[Stored records]
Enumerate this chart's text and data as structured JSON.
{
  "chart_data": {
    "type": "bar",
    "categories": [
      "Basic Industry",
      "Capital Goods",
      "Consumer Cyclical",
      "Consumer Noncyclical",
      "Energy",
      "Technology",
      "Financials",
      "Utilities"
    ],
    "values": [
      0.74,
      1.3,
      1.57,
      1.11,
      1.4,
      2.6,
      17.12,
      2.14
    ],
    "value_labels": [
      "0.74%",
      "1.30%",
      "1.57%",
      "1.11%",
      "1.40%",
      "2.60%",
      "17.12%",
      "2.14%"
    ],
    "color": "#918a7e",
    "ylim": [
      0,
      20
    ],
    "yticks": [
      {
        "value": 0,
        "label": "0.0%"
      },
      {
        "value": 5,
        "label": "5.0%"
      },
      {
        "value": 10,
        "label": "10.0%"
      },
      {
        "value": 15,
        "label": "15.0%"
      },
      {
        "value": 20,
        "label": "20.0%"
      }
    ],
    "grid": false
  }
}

...

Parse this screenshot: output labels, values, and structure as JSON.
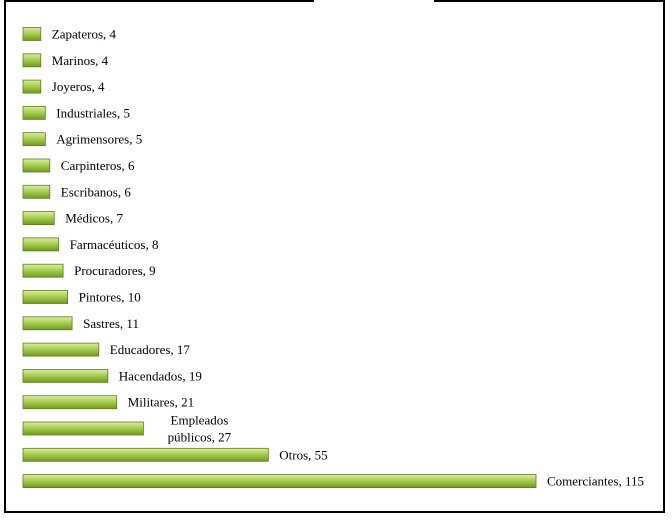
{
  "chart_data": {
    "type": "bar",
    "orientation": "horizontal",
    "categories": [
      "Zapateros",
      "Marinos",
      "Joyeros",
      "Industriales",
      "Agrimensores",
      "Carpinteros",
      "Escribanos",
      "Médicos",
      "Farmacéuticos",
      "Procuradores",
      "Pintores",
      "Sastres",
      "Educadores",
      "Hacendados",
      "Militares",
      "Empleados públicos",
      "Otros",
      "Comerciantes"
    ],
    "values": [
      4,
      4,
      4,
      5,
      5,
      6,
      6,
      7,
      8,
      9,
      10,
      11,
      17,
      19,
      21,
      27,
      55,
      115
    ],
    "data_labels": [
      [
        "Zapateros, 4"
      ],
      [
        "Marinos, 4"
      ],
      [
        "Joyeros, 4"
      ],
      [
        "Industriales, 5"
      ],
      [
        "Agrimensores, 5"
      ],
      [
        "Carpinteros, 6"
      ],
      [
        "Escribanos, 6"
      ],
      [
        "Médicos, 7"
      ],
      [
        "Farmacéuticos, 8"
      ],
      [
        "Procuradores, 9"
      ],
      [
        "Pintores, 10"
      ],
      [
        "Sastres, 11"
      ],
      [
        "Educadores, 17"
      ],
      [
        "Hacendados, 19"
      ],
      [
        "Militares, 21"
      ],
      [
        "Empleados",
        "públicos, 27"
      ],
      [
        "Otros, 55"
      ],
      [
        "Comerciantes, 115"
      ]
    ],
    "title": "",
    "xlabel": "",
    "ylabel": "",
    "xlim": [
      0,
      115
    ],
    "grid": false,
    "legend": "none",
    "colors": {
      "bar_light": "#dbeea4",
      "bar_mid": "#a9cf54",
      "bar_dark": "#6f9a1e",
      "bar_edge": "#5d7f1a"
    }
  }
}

* * *

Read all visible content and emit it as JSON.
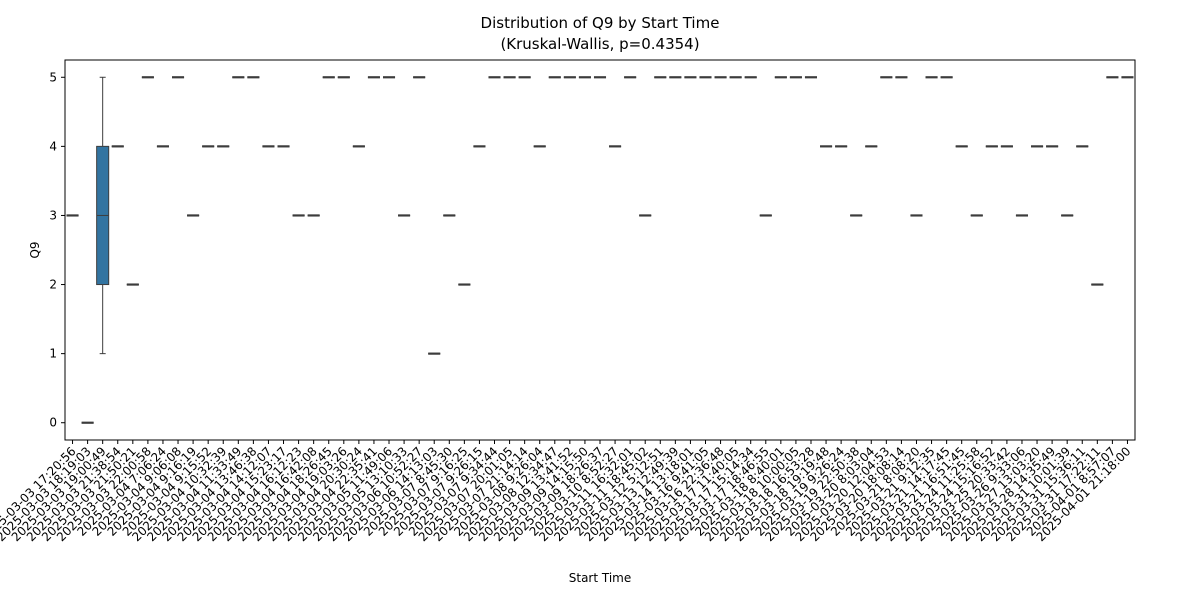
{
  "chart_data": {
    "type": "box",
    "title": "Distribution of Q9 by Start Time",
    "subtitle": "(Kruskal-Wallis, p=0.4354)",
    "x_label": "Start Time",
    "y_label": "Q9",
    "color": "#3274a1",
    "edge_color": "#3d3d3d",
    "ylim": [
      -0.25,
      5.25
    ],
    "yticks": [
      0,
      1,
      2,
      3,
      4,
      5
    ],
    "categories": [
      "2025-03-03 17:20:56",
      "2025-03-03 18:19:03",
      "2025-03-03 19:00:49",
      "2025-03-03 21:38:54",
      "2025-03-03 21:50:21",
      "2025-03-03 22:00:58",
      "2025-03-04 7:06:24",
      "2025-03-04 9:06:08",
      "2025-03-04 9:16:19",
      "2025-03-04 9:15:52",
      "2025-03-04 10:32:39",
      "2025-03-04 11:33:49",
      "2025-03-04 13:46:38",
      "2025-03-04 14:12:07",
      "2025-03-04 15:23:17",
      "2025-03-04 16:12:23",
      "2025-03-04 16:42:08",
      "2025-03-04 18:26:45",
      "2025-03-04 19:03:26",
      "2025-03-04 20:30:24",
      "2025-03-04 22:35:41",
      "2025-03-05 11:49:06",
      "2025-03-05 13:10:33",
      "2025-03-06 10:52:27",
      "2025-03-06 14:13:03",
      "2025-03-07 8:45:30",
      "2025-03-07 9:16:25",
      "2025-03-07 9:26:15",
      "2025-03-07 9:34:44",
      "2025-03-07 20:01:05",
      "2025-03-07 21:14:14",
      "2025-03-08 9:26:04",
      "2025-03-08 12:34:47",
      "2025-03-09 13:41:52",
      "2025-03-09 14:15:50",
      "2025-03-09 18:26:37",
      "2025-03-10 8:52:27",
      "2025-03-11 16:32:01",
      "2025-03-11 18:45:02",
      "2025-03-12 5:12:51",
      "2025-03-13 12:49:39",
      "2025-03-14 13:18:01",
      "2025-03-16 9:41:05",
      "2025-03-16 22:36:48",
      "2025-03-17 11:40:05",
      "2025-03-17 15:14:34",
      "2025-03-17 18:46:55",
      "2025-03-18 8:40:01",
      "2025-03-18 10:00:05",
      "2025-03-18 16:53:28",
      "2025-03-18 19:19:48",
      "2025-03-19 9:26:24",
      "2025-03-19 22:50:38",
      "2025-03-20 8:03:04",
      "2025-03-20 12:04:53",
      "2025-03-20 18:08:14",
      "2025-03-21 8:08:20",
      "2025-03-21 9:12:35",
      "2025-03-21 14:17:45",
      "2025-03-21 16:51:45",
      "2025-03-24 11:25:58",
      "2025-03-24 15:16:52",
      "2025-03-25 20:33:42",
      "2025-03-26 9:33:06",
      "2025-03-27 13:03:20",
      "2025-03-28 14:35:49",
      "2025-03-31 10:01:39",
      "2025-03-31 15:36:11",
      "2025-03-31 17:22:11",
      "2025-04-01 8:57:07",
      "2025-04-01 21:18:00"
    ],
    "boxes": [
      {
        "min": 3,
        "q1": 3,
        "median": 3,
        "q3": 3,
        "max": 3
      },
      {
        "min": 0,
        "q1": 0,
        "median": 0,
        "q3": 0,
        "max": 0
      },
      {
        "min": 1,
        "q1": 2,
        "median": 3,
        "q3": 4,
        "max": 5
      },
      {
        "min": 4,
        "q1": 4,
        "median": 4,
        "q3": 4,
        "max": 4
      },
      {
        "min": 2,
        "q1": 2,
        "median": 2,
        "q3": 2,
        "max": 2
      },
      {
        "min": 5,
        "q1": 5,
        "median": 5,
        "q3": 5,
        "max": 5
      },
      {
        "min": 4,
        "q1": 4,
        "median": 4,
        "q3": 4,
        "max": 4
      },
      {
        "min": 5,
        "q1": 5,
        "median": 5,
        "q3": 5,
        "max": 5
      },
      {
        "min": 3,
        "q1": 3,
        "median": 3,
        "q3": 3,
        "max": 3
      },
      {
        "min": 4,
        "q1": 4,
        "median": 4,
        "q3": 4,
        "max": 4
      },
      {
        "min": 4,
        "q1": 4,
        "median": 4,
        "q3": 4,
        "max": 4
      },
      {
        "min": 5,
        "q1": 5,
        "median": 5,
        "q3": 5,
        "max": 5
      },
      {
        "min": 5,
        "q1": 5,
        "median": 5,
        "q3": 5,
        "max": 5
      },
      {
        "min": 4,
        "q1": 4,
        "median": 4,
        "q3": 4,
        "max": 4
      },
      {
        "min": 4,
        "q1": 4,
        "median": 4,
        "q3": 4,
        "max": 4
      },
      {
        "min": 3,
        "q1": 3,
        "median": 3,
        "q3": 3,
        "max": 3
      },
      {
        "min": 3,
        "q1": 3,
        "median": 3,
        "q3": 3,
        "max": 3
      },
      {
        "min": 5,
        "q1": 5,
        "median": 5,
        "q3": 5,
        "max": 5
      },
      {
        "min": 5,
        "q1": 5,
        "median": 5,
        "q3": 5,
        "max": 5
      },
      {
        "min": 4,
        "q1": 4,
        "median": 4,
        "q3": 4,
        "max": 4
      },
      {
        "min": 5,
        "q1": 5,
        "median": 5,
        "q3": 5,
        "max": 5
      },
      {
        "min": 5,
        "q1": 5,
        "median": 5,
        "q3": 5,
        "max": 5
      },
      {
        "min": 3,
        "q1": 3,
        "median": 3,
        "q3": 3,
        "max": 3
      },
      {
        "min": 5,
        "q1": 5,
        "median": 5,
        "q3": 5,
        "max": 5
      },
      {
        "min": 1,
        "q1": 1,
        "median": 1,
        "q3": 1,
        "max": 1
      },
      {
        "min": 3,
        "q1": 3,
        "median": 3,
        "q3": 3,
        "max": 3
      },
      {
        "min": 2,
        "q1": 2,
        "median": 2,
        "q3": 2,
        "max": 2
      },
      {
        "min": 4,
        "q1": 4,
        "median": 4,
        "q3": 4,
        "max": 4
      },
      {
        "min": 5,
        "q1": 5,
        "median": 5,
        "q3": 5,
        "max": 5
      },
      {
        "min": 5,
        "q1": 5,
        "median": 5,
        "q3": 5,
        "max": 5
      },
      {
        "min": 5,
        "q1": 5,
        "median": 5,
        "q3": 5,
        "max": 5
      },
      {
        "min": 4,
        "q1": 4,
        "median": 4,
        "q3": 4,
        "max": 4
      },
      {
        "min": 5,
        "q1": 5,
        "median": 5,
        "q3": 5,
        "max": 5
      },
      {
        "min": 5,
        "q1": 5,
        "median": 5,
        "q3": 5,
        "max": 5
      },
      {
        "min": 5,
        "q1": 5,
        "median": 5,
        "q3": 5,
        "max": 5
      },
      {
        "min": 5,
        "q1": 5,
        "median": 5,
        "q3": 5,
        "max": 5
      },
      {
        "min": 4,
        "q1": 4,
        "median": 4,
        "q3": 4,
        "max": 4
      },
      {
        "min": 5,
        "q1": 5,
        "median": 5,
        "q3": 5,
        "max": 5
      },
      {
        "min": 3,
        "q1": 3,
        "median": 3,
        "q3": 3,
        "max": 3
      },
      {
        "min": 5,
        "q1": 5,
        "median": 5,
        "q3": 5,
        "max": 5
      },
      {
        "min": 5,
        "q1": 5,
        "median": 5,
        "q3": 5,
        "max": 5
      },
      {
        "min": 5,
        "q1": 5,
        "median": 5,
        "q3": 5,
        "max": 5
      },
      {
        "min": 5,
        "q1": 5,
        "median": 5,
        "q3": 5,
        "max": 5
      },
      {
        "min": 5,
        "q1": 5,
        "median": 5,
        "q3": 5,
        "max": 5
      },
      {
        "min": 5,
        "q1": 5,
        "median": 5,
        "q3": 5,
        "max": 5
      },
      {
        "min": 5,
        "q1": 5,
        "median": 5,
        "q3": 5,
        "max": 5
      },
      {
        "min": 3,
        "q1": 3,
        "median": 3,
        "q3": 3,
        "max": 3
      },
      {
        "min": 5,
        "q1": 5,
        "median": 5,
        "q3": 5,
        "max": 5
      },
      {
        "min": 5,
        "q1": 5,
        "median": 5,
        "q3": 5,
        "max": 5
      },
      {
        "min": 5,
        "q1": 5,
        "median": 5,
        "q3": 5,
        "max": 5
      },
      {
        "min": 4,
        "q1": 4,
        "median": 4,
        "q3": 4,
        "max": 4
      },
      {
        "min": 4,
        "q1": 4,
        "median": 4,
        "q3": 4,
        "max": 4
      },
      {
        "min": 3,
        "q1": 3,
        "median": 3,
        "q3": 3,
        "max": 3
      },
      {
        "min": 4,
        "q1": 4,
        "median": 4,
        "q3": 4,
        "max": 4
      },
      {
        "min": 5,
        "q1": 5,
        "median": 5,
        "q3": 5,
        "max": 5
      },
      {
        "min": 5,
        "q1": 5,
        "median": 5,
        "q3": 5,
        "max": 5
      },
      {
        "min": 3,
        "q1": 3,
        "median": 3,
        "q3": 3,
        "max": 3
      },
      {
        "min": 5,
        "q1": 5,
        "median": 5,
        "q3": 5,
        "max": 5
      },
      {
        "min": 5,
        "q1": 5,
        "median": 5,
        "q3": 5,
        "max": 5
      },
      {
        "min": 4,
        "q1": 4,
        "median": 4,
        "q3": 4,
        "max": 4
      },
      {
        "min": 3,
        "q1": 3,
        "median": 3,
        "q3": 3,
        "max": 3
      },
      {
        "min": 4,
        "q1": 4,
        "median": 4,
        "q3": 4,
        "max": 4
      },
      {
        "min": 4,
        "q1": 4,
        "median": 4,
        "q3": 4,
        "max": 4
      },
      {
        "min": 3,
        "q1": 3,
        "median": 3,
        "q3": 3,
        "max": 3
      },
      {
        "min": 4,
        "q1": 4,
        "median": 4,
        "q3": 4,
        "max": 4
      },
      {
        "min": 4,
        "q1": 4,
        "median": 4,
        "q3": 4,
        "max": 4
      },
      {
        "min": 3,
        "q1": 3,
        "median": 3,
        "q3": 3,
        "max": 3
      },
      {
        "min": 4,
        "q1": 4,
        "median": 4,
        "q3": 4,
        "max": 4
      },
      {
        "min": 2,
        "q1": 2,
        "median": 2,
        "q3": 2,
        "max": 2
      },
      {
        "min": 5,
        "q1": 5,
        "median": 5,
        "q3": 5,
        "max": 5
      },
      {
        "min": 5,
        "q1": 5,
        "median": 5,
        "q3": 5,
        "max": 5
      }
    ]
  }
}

(What is asked): Filter the entries and copy out every line with the word "Start".

(Final result):
    "title": "Distribution of Q9 by Start Time",
    "x_label": "Start Time",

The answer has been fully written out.